◆ Provided information
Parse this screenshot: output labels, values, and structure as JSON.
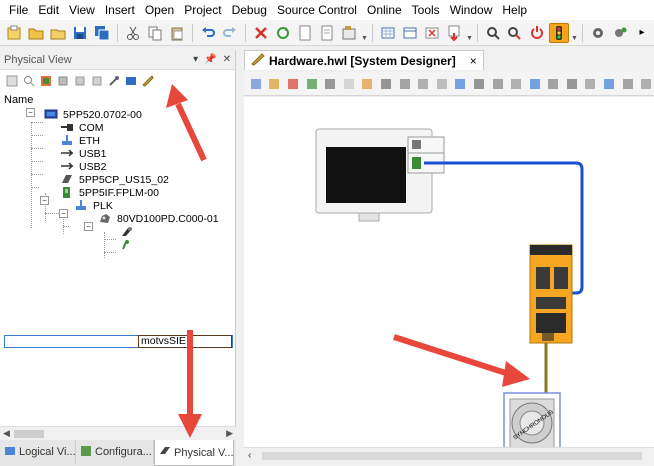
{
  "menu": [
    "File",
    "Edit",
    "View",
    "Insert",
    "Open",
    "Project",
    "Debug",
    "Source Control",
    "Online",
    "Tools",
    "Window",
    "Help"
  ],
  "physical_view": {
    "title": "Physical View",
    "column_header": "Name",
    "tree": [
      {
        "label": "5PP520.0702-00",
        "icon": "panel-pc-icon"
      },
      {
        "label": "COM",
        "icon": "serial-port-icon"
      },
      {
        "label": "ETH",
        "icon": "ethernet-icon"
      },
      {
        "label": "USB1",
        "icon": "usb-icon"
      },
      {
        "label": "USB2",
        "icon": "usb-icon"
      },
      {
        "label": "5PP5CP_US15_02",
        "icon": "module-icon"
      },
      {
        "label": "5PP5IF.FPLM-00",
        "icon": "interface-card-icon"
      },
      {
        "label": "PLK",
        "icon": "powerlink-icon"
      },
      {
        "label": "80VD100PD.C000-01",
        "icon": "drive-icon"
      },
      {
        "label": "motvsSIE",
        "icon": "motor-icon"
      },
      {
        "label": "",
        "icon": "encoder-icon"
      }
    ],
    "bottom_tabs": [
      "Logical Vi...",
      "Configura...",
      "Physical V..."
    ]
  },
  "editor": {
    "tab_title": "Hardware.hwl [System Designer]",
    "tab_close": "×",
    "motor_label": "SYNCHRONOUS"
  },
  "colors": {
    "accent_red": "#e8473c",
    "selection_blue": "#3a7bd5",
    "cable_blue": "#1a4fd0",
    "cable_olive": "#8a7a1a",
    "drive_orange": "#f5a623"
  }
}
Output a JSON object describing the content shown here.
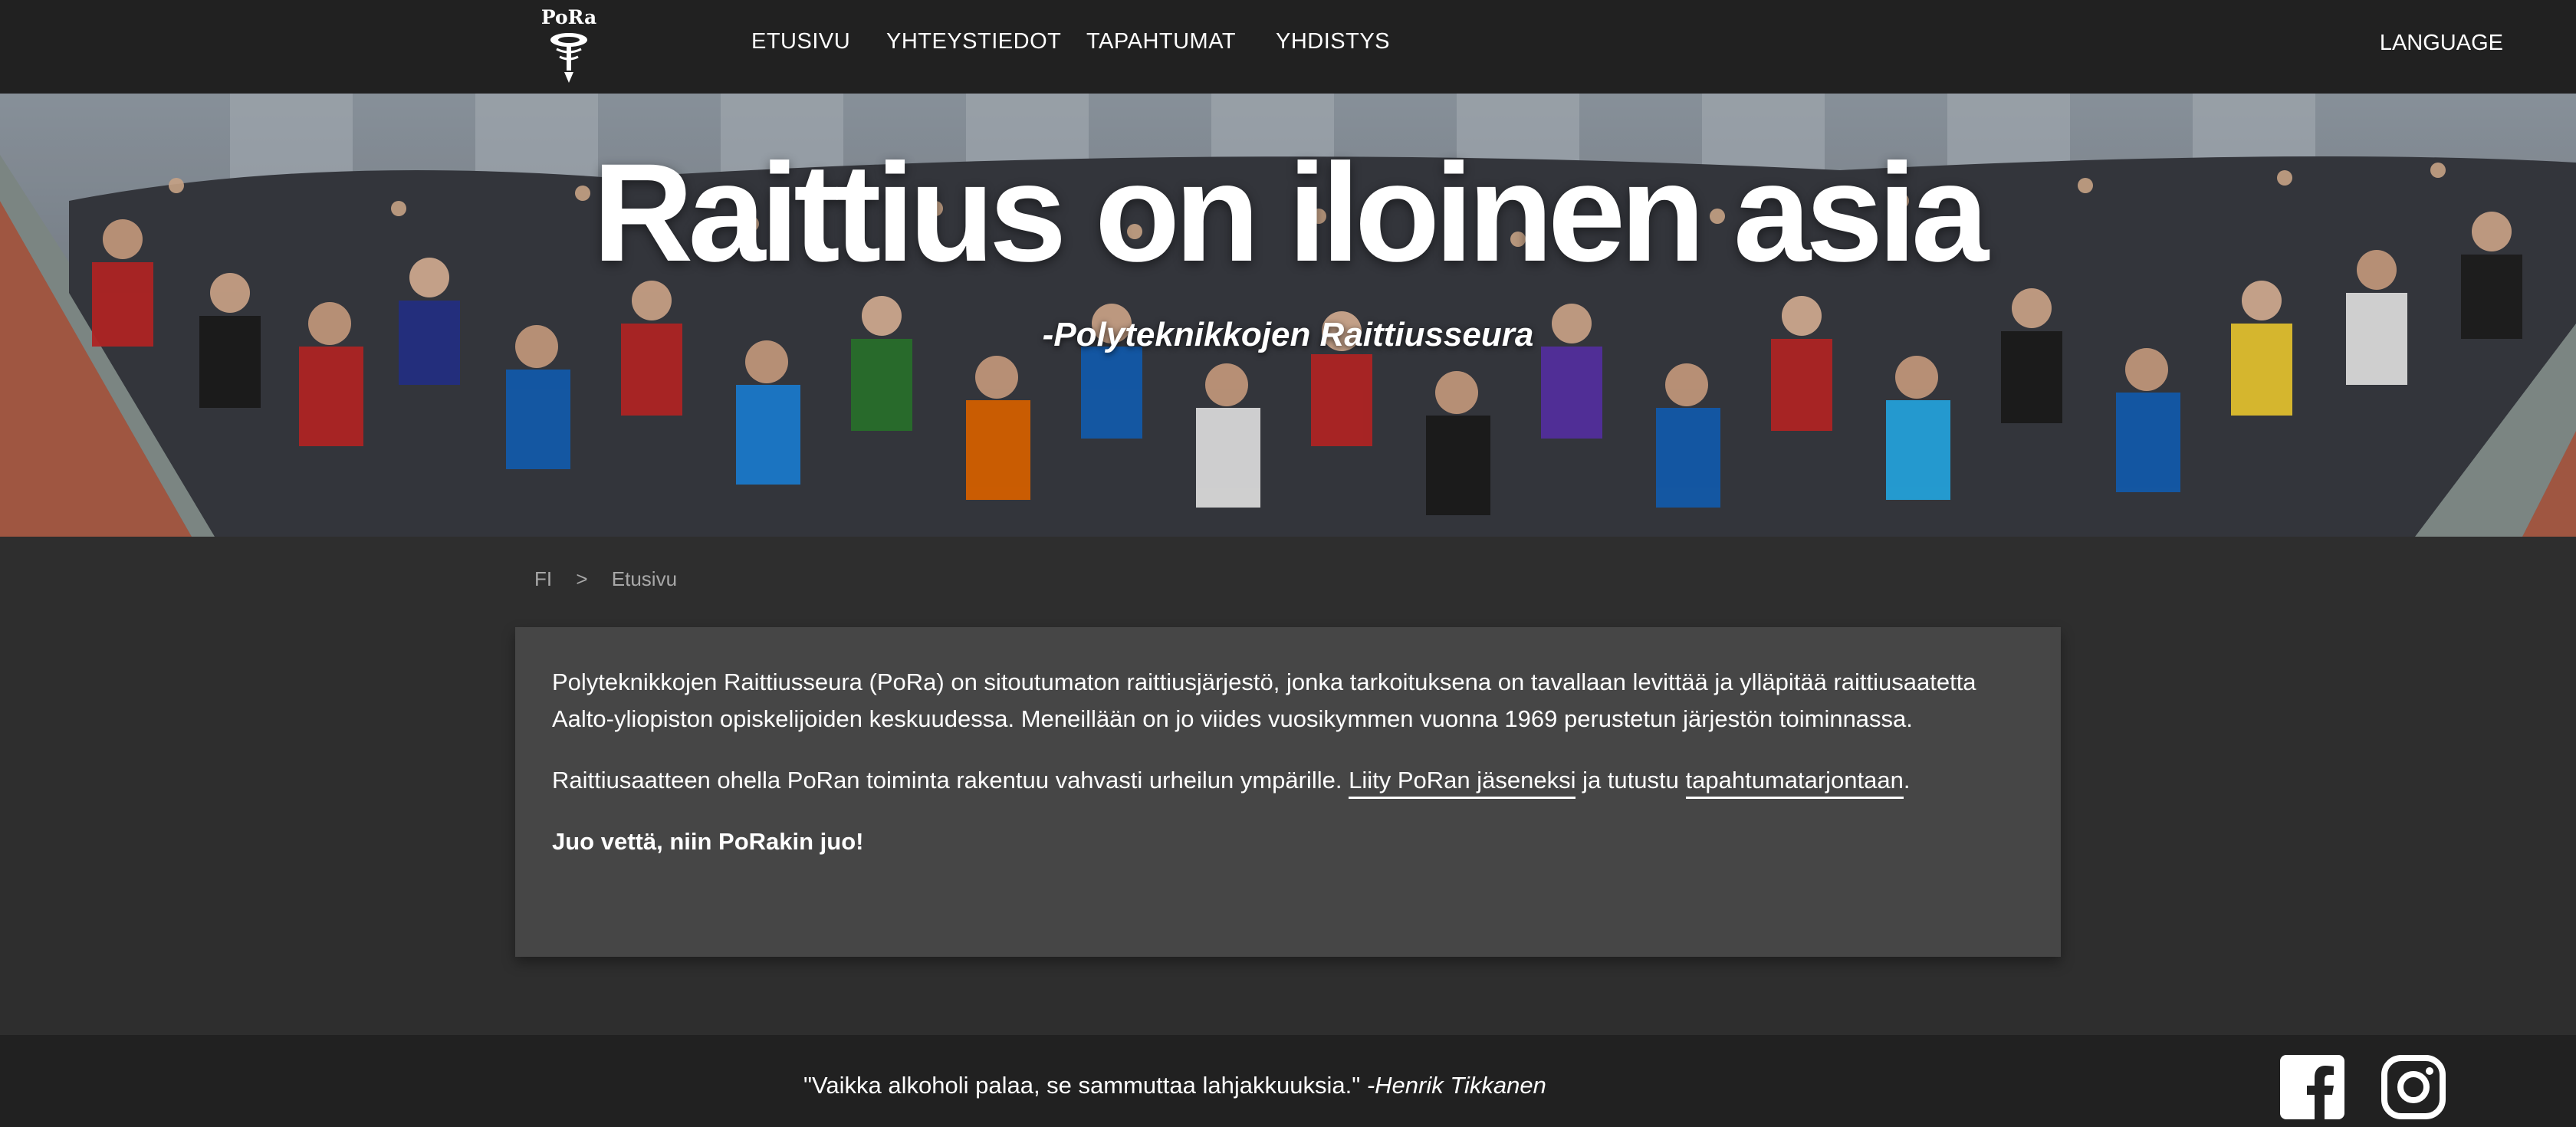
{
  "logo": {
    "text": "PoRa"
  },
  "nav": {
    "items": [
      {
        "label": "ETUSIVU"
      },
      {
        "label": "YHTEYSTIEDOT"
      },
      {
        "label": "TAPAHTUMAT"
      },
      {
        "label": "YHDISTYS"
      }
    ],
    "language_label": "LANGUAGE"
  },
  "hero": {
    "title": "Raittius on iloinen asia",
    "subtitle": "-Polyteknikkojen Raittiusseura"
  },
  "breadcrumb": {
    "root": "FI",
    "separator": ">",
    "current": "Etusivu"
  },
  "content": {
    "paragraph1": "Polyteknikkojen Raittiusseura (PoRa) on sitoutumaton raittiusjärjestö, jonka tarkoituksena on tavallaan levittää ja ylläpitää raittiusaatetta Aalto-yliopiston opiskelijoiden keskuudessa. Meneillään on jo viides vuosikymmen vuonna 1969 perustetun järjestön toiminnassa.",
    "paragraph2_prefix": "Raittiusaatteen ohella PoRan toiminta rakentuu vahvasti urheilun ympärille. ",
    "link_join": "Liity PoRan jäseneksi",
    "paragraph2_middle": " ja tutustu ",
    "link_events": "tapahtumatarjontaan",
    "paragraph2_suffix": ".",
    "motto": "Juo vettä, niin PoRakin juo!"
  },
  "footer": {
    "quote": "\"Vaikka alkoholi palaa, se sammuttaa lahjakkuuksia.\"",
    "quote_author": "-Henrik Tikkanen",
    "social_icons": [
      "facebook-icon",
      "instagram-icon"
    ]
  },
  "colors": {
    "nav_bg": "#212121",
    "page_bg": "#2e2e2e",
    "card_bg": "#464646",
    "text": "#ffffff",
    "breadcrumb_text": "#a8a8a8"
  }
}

◆ Brief
Except for the pictures, give all the material above again verbatim.

◆ Response
Parse this screenshot: output labels, values, and structure as JSON.
{
  "menu": [
    "File",
    "Edit",
    "View",
    "Insert",
    "Open",
    "Project",
    "Debug",
    "Source Control",
    "Online",
    "Tools",
    "Window",
    "Help"
  ],
  "physical_view": {
    "title": "Physical View",
    "column_header": "Name",
    "tree": [
      {
        "label": "5PP520.0702-00",
        "icon": "panel-pc-icon"
      },
      {
        "label": "COM",
        "icon": "serial-port-icon"
      },
      {
        "label": "ETH",
        "icon": "ethernet-icon"
      },
      {
        "label": "USB1",
        "icon": "usb-icon"
      },
      {
        "label": "USB2",
        "icon": "usb-icon"
      },
      {
        "label": "5PP5CP_US15_02",
        "icon": "module-icon"
      },
      {
        "label": "5PP5IF.FPLM-00",
        "icon": "interface-card-icon"
      },
      {
        "label": "PLK",
        "icon": "powerlink-icon"
      },
      {
        "label": "80VD100PD.C000-01",
        "icon": "drive-icon"
      },
      {
        "label": "motvsSIE",
        "icon": "motor-icon"
      },
      {
        "label": "",
        "icon": "encoder-icon"
      }
    ],
    "bottom_tabs": [
      "Logical Vi...",
      "Configura...",
      "Physical V..."
    ]
  },
  "editor": {
    "tab_title": "Hardware.hwl [System Designer]",
    "tab_close": "×",
    "motor_label": "SYNCHRONOUS"
  },
  "colors": {
    "accent_red": "#e8473c",
    "selection_blue": "#3a7bd5",
    "cable_blue": "#1a4fd0",
    "cable_olive": "#8a7a1a",
    "drive_orange": "#f5a623"
  }
}
Output a JSON object describing the content shown here.
{
  "logo": {
    "text": "PoRa"
  },
  "nav": {
    "items": [
      {
        "label": "ETUSIVU"
      },
      {
        "label": "YHTEYSTIEDOT"
      },
      {
        "label": "TAPAHTUMAT"
      },
      {
        "label": "YHDISTYS"
      }
    ],
    "language_label": "LANGUAGE"
  },
  "hero": {
    "title": "Raittius on iloinen asia",
    "subtitle": "-Polyteknikkojen Raittiusseura"
  },
  "breadcrumb": {
    "root": "FI",
    "separator": ">",
    "current": "Etusivu"
  },
  "content": {
    "paragraph1": "Polyteknikkojen Raittiusseura (PoRa) on sitoutumaton raittiusjärjestö, jonka tarkoituksena on tavallaan levittää ja ylläpitää raittiusaatetta Aalto-yliopiston opiskelijoiden keskuudessa. Meneillään on jo viides vuosikymmen vuonna 1969 perustetun järjestön toiminnassa.",
    "paragraph2_prefix": "Raittiusaatteen ohella PoRan toiminta rakentuu vahvasti urheilun ympärille. ",
    "link_join": "Liity PoRan jäseneksi",
    "paragraph2_middle": " ja tutustu ",
    "link_events": "tapahtumatarjontaan",
    "paragraph2_suffix": ".",
    "motto": "Juo vettä, niin PoRakin juo!"
  },
  "footer": {
    "quote": "\"Vaikka alkoholi palaa, se sammuttaa lahjakkuuksia.\"",
    "quote_author": "-Henrik Tikkanen",
    "social_icons": [
      "facebook-icon",
      "instagram-icon"
    ]
  },
  "colors": {
    "nav_bg": "#212121",
    "page_bg": "#2e2e2e",
    "card_bg": "#464646",
    "text": "#ffffff",
    "breadcrumb_text": "#a8a8a8"
  }
}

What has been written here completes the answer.